#### What is expected
Determine which lines of the records include the word "miseria", and copy them.

#### The input

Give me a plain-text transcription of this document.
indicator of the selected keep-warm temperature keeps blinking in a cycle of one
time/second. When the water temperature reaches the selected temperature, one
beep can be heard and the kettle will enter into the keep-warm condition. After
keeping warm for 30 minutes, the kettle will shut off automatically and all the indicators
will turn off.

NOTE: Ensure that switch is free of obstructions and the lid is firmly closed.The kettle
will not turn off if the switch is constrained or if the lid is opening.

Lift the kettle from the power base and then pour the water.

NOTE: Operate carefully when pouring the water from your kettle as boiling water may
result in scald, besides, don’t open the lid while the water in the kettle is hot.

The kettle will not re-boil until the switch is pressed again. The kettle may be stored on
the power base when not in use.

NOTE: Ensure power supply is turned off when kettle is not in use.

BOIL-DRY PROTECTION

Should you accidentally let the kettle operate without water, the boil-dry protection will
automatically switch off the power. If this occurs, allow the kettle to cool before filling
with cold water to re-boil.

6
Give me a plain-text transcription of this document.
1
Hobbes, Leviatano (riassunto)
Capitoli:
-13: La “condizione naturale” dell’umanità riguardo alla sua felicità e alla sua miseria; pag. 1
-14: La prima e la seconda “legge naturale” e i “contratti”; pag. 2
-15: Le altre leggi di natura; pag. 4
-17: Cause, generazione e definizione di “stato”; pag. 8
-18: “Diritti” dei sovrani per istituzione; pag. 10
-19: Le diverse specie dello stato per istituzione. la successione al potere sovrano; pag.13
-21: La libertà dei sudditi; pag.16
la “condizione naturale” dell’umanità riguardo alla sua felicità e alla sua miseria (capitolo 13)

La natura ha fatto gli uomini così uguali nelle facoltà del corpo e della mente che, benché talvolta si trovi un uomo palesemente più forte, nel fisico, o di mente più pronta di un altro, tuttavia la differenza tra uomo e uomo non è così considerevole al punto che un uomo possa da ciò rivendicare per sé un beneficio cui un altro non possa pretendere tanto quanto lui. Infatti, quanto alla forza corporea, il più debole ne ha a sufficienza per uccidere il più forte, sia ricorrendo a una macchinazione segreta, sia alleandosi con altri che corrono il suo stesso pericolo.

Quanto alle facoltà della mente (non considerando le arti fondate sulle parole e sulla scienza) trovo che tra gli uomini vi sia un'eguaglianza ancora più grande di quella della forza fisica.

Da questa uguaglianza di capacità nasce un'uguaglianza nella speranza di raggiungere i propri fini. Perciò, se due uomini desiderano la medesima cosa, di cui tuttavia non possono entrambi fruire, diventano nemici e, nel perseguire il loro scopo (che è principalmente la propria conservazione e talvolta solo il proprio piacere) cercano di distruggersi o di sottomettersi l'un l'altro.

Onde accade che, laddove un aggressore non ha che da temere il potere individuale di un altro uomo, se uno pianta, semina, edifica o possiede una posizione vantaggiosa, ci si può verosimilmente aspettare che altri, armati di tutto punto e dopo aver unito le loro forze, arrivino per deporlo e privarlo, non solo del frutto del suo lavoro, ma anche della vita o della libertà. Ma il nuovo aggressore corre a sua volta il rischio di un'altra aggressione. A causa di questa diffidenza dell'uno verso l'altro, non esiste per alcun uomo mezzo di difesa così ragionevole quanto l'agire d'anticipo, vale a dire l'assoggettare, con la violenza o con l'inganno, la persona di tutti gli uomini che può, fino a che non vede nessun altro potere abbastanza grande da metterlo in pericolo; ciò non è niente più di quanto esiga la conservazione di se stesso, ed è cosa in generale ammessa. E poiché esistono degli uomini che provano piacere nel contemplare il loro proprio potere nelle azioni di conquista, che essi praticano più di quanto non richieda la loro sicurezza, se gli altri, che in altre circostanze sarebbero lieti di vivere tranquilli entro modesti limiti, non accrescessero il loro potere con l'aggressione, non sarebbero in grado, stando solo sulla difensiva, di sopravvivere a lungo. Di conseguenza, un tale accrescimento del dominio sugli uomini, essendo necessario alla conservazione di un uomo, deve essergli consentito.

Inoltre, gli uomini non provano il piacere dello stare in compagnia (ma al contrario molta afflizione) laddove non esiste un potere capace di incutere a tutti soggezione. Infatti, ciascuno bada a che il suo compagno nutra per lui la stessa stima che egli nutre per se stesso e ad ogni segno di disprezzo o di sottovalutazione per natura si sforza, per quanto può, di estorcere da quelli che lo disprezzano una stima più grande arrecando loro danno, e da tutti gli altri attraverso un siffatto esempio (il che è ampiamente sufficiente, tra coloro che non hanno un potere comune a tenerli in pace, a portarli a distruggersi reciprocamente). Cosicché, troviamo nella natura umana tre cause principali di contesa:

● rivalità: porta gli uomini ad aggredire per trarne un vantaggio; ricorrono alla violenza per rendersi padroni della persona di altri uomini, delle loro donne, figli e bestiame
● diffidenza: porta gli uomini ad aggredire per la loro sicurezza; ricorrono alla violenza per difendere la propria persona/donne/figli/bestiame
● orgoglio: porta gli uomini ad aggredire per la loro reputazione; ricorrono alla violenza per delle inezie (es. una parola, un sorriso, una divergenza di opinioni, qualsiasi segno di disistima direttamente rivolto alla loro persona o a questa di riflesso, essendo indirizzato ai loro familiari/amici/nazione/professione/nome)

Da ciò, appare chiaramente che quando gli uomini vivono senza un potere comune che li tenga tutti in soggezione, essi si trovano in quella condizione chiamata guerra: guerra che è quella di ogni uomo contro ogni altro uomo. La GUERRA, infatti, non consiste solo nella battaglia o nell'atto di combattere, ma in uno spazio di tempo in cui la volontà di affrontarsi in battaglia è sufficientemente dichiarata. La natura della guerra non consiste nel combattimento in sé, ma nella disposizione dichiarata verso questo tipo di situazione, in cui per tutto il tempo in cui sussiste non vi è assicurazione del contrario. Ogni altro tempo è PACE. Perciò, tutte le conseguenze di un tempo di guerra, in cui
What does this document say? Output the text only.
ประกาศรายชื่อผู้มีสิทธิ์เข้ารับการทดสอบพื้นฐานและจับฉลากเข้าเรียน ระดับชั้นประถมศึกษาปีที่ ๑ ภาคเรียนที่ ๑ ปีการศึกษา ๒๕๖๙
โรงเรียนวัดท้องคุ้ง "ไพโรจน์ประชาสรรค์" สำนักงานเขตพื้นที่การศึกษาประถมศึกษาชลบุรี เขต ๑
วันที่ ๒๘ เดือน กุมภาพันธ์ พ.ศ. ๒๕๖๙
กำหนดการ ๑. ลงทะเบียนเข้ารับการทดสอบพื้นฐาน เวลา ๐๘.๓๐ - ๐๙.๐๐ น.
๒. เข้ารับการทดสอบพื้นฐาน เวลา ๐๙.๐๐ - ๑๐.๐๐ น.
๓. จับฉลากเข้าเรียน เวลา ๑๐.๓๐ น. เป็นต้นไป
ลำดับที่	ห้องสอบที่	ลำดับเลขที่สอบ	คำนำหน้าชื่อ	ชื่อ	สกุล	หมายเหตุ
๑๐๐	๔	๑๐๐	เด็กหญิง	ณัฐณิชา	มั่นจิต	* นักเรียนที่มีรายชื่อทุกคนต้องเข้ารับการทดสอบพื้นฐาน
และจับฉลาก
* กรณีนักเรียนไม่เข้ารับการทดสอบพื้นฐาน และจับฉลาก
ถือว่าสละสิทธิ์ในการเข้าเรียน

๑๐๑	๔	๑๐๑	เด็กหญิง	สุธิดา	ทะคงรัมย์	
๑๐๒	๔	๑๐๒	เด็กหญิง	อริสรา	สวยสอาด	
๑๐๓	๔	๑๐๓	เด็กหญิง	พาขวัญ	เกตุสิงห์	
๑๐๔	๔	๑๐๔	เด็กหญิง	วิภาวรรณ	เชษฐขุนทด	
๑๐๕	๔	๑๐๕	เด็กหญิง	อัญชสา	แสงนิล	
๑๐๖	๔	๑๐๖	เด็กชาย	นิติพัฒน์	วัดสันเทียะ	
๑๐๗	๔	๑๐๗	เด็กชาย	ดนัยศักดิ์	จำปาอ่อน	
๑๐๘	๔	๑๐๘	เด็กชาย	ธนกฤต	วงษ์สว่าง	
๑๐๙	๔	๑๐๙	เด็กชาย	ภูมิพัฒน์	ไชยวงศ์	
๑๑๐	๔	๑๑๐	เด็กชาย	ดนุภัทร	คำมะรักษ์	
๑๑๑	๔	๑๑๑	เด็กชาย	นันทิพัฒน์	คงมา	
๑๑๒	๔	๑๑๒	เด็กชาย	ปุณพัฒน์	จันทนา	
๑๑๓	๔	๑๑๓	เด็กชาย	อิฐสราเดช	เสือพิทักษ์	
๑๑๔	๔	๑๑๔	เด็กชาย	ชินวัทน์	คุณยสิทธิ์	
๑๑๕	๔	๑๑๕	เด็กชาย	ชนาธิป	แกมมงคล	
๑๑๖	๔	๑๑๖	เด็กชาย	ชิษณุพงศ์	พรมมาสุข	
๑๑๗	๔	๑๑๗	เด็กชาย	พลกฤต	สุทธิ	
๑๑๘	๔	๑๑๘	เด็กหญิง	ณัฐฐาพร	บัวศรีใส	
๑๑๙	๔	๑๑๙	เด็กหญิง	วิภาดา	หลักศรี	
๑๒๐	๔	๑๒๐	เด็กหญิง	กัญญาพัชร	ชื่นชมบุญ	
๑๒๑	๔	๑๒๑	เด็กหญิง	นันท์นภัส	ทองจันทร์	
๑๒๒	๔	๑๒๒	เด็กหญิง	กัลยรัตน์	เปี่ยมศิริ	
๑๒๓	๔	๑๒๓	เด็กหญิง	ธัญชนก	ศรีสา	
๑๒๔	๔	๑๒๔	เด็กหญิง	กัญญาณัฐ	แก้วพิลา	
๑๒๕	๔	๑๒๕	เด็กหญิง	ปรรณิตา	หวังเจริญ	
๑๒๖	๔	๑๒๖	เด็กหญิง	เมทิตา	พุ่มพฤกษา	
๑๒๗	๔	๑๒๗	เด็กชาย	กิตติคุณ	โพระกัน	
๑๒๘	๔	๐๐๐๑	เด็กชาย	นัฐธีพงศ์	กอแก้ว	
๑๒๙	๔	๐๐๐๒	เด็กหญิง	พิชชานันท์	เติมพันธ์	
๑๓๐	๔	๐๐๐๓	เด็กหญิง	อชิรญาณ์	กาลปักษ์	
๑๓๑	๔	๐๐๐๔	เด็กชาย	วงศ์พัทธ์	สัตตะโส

#### Task output
-13: La “condizione naturale” dell’umanità riguardo alla sua felicità e alla sua miseria; pag. 1
la “condizione naturale” dell’umanità riguardo alla sua felicità e alla sua miseria (capitolo 13)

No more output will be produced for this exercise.